───── Data for processing ─────
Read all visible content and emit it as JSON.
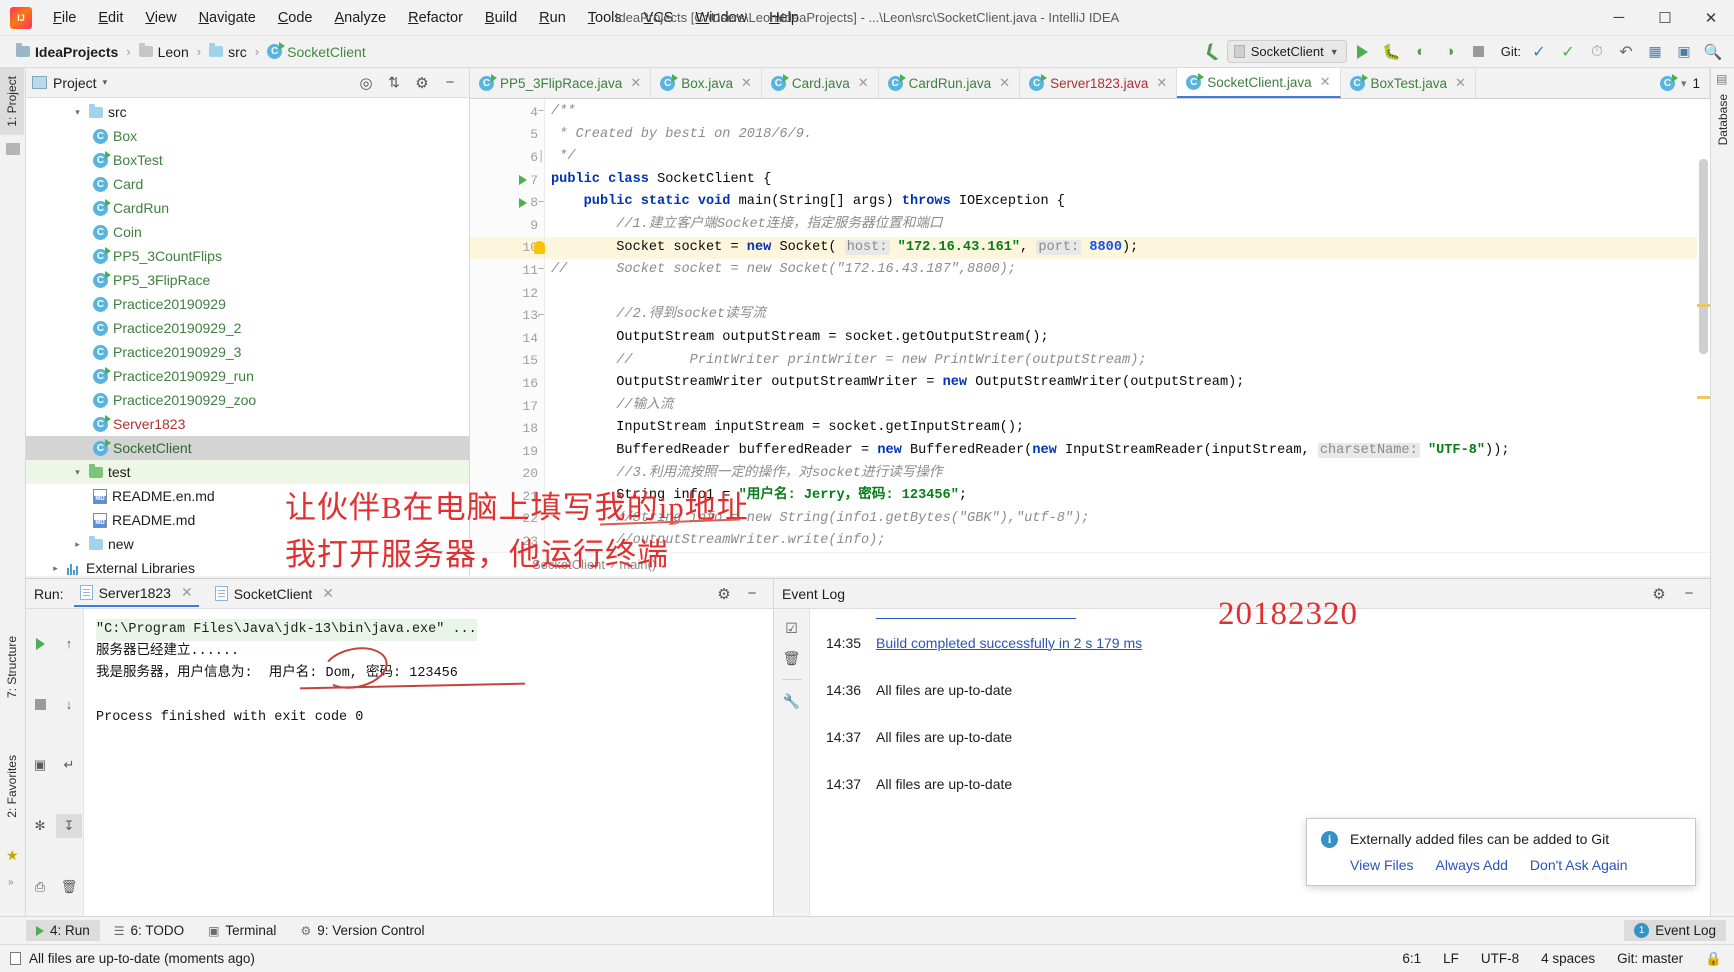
{
  "window": {
    "title": "IdeaProjects [C:\\Users\\Leon\\IdeaProjects] - ...\\Leon\\src\\SocketClient.java - IntelliJ IDEA",
    "minimize": "─",
    "maximize": "☐",
    "close": "✕"
  },
  "menubar": {
    "items": [
      {
        "label": "File"
      },
      {
        "label": "Edit"
      },
      {
        "label": "View"
      },
      {
        "label": "Navigate"
      },
      {
        "label": "Code"
      },
      {
        "label": "Analyze"
      },
      {
        "label": "Refactor"
      },
      {
        "label": "Build"
      },
      {
        "label": "Run"
      },
      {
        "label": "Tools"
      },
      {
        "label": "VCS"
      },
      {
        "label": "Window"
      },
      {
        "label": "Help"
      }
    ]
  },
  "navbar": {
    "breadcrumbs": [
      {
        "label": "IdeaProjects",
        "icon": "project-folder-icon"
      },
      {
        "label": "Leon",
        "icon": "folder-icon"
      },
      {
        "label": "src",
        "icon": "folder-icon"
      },
      {
        "label": "SocketClient",
        "icon": "java-class-icon"
      }
    ],
    "separator": "›",
    "run_config": "SocketClient",
    "git_label": "Git:",
    "back_icon": "back-arrow-icon",
    "run_icon": "run-icon",
    "debug_icon": "debug-icon",
    "coverage_icon": "run-with-coverage-icon",
    "profile_icon": "profiler-icon",
    "stop_icon": "stop-icon",
    "update_icon": "git-update-icon",
    "commit_icon": "git-commit-icon",
    "history_icon": "git-history-icon",
    "revert_icon": "git-revert-icon",
    "settings_icon": "settings-icon",
    "layout_icon": "layout-icon",
    "search_icon": "search-everywhere-icon"
  },
  "rails": {
    "left": [
      {
        "label": "1: Project",
        "active": true
      },
      {
        "label": "7: Structure",
        "active": false
      },
      {
        "label": "2: Favorites",
        "active": false
      }
    ],
    "right": [
      {
        "label": "Database",
        "active": false
      }
    ]
  },
  "project_panel": {
    "title": "Project",
    "dropdown_caret": "▾",
    "locate_icon": "locate-icon",
    "collapse_icon": "collapse-all-icon",
    "settings_icon": "gear-icon",
    "hide_icon": "hide-icon",
    "tree": [
      {
        "label": "src",
        "type": "folder",
        "indent": 1,
        "expanded": true,
        "color": "plain"
      },
      {
        "label": "Box",
        "type": "class",
        "indent": 2,
        "color": "green"
      },
      {
        "label": "BoxTest",
        "type": "class-run",
        "indent": 2,
        "color": "green"
      },
      {
        "label": "Card",
        "type": "class",
        "indent": 2,
        "color": "green"
      },
      {
        "label": "CardRun",
        "type": "class-run",
        "indent": 2,
        "color": "green"
      },
      {
        "label": "Coin",
        "type": "class",
        "indent": 2,
        "color": "green"
      },
      {
        "label": "PP5_3CountFlips",
        "type": "class-run",
        "indent": 2,
        "color": "green"
      },
      {
        "label": "PP5_3FlipRace",
        "type": "class-run",
        "indent": 2,
        "color": "green"
      },
      {
        "label": "Practice20190929",
        "type": "class",
        "indent": 2,
        "color": "green"
      },
      {
        "label": "Practice20190929_2",
        "type": "class",
        "indent": 2,
        "color": "green"
      },
      {
        "label": "Practice20190929_3",
        "type": "class",
        "indent": 2,
        "color": "green"
      },
      {
        "label": "Practice20190929_run",
        "type": "class-run",
        "indent": 2,
        "color": "green"
      },
      {
        "label": "Practice20190929_zoo",
        "type": "class",
        "indent": 2,
        "color": "green"
      },
      {
        "label": "Server1823",
        "type": "class-run",
        "indent": 2,
        "color": "red"
      },
      {
        "label": "SocketClient",
        "type": "class-run",
        "indent": 2,
        "color": "dgreen",
        "selected": true
      },
      {
        "label": "test",
        "type": "folder-test",
        "indent": 1,
        "expanded": true,
        "color": "plain"
      },
      {
        "label": "README.en.md",
        "type": "md",
        "indent": 2,
        "color": "plain"
      },
      {
        "label": "README.md",
        "type": "md",
        "indent": 2,
        "color": "plain"
      },
      {
        "label": "new",
        "type": "folder",
        "indent": 1,
        "expanded": false,
        "color": "plain"
      },
      {
        "label": "External Libraries",
        "type": "lib",
        "indent": 0,
        "expanded": false,
        "color": "plain"
      }
    ]
  },
  "editor": {
    "tabs": [
      {
        "label": "PP5_3FlipRace.java",
        "icon": "java-class-run-icon",
        "color": "green",
        "active": false
      },
      {
        "label": "Box.java",
        "icon": "java-class-icon",
        "color": "green",
        "active": false
      },
      {
        "label": "Card.java",
        "icon": "java-class-icon",
        "color": "green",
        "active": false
      },
      {
        "label": "CardRun.java",
        "icon": "java-class-run-icon",
        "color": "green",
        "active": false
      },
      {
        "label": "Server1823.java",
        "icon": "java-class-run-icon",
        "color": "red",
        "active": false
      },
      {
        "label": "SocketClient.java",
        "icon": "java-class-run-icon",
        "color": "dgreen",
        "active": true
      },
      {
        "label": "BoxTest.java",
        "icon": "java-class-run-icon",
        "color": "green",
        "active": false
      }
    ],
    "tab_close": "✕",
    "tab_overflow_count": "1",
    "breadcrumb": [
      "SocketClient",
      "main()"
    ],
    "breadcrumb_sep": "›",
    "lines": [
      {
        "n": 4,
        "marker": "fold-start",
        "tokens": [
          {
            "t": "/**",
            "c": "cmt"
          }
        ],
        "indent": 1
      },
      {
        "n": 5,
        "marker": "",
        "tokens": [
          {
            "t": " * Created by besti on 2018/6/9.",
            "c": "cmt"
          }
        ],
        "indent": 1
      },
      {
        "n": 6,
        "marker": "fold-end",
        "tokens": [
          {
            "t": " */",
            "c": "cmt"
          }
        ],
        "indent": 1
      },
      {
        "n": 7,
        "marker": "run",
        "tokens": [
          {
            "t": "public class ",
            "c": "kw"
          },
          {
            "t": "SocketClient {",
            "c": "txt"
          }
        ],
        "indent": 0
      },
      {
        "n": 8,
        "marker": "run-fold",
        "tokens": [
          {
            "t": "    public static void ",
            "c": "kw"
          },
          {
            "t": "main(String[] args) ",
            "c": "txt"
          },
          {
            "t": "throws ",
            "c": "kw"
          },
          {
            "t": "IOException {",
            "c": "txt"
          }
        ],
        "indent": 0
      },
      {
        "n": 9,
        "marker": "",
        "tokens": [
          {
            "t": "        //1.建立客户端Socket连接，指定服务器位置和端口",
            "c": "cmt"
          }
        ],
        "indent": 0
      },
      {
        "n": 10,
        "marker": "bulb",
        "highlight": true,
        "tokens": [
          {
            "t": "        Socket socket = ",
            "c": "txt"
          },
          {
            "t": "new ",
            "c": "kw"
          },
          {
            "t": "Socket( ",
            "c": "txt"
          },
          {
            "t": "host:",
            "c": "hint"
          },
          {
            "t": " ",
            "c": "txt"
          },
          {
            "t": "\"172.16.43.161\"",
            "c": "str"
          },
          {
            "t": ", ",
            "c": "txt"
          },
          {
            "t": "port:",
            "c": "hint"
          },
          {
            "t": " ",
            "c": "txt"
          },
          {
            "t": "8800",
            "c": "num"
          },
          {
            "t": ");",
            "c": "txt"
          }
        ],
        "indent": 0
      },
      {
        "n": 11,
        "marker": "fold-start",
        "tokens": [
          {
            "t": "//      Socket socket = new Socket(\"172.16.43.187\",8800);",
            "c": "cmt"
          }
        ],
        "indent": 0
      },
      {
        "n": 12,
        "marker": "",
        "tokens": [
          {
            "t": "",
            "c": "txt"
          }
        ],
        "indent": 0
      },
      {
        "n": 13,
        "marker": "fold-mid",
        "tokens": [
          {
            "t": "        //2.得到socket读写流",
            "c": "cmt"
          }
        ],
        "indent": 0
      },
      {
        "n": 14,
        "marker": "",
        "tokens": [
          {
            "t": "        OutputStream outputStream = socket.getOutputStream();",
            "c": "txt"
          }
        ],
        "indent": 0
      },
      {
        "n": 15,
        "marker": "",
        "tokens": [
          {
            "t": "        //       PrintWriter printWriter = new PrintWriter(outputStream);",
            "c": "cmt"
          }
        ],
        "indent": 0
      },
      {
        "n": 16,
        "marker": "",
        "tokens": [
          {
            "t": "        OutputStreamWriter outputStreamWriter = ",
            "c": "txt"
          },
          {
            "t": "new ",
            "c": "kw"
          },
          {
            "t": "OutputStreamWriter(outputStream);",
            "c": "txt"
          }
        ],
        "indent": 0
      },
      {
        "n": 17,
        "marker": "",
        "tokens": [
          {
            "t": "        //输入流",
            "c": "cmt"
          }
        ],
        "indent": 0
      },
      {
        "n": 18,
        "marker": "",
        "tokens": [
          {
            "t": "        InputStream inputStream = socket.getInputStream();",
            "c": "txt"
          }
        ],
        "indent": 0
      },
      {
        "n": 19,
        "marker": "",
        "tokens": [
          {
            "t": "        BufferedReader bufferedReader = ",
            "c": "txt"
          },
          {
            "t": "new ",
            "c": "kw"
          },
          {
            "t": "BufferedReader(",
            "c": "txt"
          },
          {
            "t": "new ",
            "c": "kw"
          },
          {
            "t": "InputStreamReader(inputStream, ",
            "c": "txt"
          },
          {
            "t": "charsetName:",
            "c": "hint"
          },
          {
            "t": " ",
            "c": "txt"
          },
          {
            "t": "\"UTF-8\"",
            "c": "str"
          },
          {
            "t": "));",
            "c": "txt"
          }
        ],
        "indent": 0
      },
      {
        "n": 20,
        "marker": "",
        "tokens": [
          {
            "t": "        //3.利用流按照一定的操作，对socket进行读写操作",
            "c": "cmt"
          }
        ],
        "indent": 0
      },
      {
        "n": 21,
        "marker": "",
        "tokens": [
          {
            "t": "        String info1 = ",
            "c": "txt"
          },
          {
            "t": "\"用户名: Jerry，密码: 123456\"",
            "c": "str"
          },
          {
            "t": ";",
            "c": "txt"
          }
        ],
        "indent": 0
      },
      {
        "n": 22,
        "marker": "",
        "tokens": [
          {
            "t": "        //String info = new String(info1.getBytes(\"GBK\"),\"utf-8\");",
            "c": "cmt"
          }
        ],
        "indent": 0
      },
      {
        "n": 23,
        "marker": "",
        "tokens": [
          {
            "t": "        //outputStreamWriter.write(info);",
            "c": "cmt"
          }
        ],
        "indent": 0
      }
    ]
  },
  "run_panel": {
    "label": "Run:",
    "tabs": [
      {
        "label": "Server1823",
        "active": true
      },
      {
        "label": "SocketClient",
        "active": false
      }
    ],
    "tab_close": "✕",
    "gutter_icons": [
      {
        "name": "rerun-icon",
        "glyph": "▶"
      },
      {
        "name": "up-arrow-icon",
        "glyph": "↑"
      },
      {
        "name": "stop-icon",
        "glyph": "■"
      },
      {
        "name": "down-arrow-icon",
        "glyph": "↓"
      },
      {
        "name": "camera-icon",
        "glyph": "▣"
      },
      {
        "name": "soft-wrap-icon",
        "glyph": "↵"
      },
      {
        "name": "pin-icon",
        "glyph": "✥"
      },
      {
        "name": "scroll-end-icon",
        "glyph": "↧"
      },
      {
        "name": "print-icon",
        "glyph": "⎙"
      },
      {
        "name": "trash-icon",
        "glyph": "🗑"
      }
    ],
    "console": [
      {
        "text": "\"C:\\Program Files\\Java\\jdk-13\\bin\\java.exe\" ...",
        "style": "cmd"
      },
      {
        "text": "服务器已经建立......",
        "style": "plain"
      },
      {
        "text": "我是服务器，用户信息为:  用户名: Dom, 密码: 123456",
        "style": "plain"
      },
      {
        "text": "",
        "style": "plain"
      },
      {
        "text": "Process finished with exit code 0",
        "style": "plain"
      }
    ]
  },
  "event_log": {
    "title": "Event Log",
    "settings_icon": "gear-icon",
    "hide_icon": "hide-icon",
    "gutter_icons": [
      {
        "name": "mark-read-icon",
        "glyph": "☑"
      },
      {
        "name": "trash-icon",
        "glyph": "🗑"
      },
      {
        "name": "wrench-icon",
        "glyph": "🔧"
      }
    ],
    "entries": [
      {
        "time": "14:35",
        "message": "Build completed successfully in 2 s 179 ms",
        "link": true
      },
      {
        "time": "14:36",
        "message": "All files are up-to-date",
        "link": false
      },
      {
        "time": "14:37",
        "message": "All files are up-to-date",
        "link": false
      },
      {
        "time": "14:37",
        "message": "All files are up-to-date",
        "link": false
      }
    ]
  },
  "notification": {
    "icon": "info-icon",
    "icon_glyph": "i",
    "message": "Externally added files can be added to Git",
    "actions": [
      {
        "label": "View Files"
      },
      {
        "label": "Always Add"
      },
      {
        "label": "Don't Ask Again"
      }
    ]
  },
  "bottom_tabs": {
    "items": [
      {
        "label": "4: Run",
        "icon": "run-icon",
        "glyph": "▶",
        "active": true
      },
      {
        "label": "6: TODO",
        "icon": "todo-icon",
        "glyph": "☰",
        "active": false
      },
      {
        "label": "Terminal",
        "icon": "terminal-icon",
        "glyph": "▣",
        "active": false
      },
      {
        "label": "9: Version Control",
        "icon": "version-control-icon",
        "glyph": "⎇",
        "active": false
      }
    ],
    "event_log_button": {
      "label": "Event Log",
      "badge": "1"
    }
  },
  "statusbar": {
    "message": "All files are up-to-date (moments ago)",
    "caret": "6:1",
    "line_separator": "LF",
    "encoding": "UTF-8",
    "indent": "4 spaces",
    "branch": "Git: master",
    "lock_icon": "lock-icon"
  },
  "annotations": [
    {
      "text": "让伙伴B在电脑上填写我的ip地址",
      "name": "handwritten-note-1"
    },
    {
      "text": "我打开服务器，他运行终端",
      "name": "handwritten-note-2"
    },
    {
      "text": "20182320",
      "name": "handwritten-student-id"
    }
  ]
}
─────
From the entries above, copy every line containing the word "arrow".

Solved exercise |
    "back_icon": "back-arrow-icon",
        "name": "up-arrow-icon",
        "name": "down-arrow-icon",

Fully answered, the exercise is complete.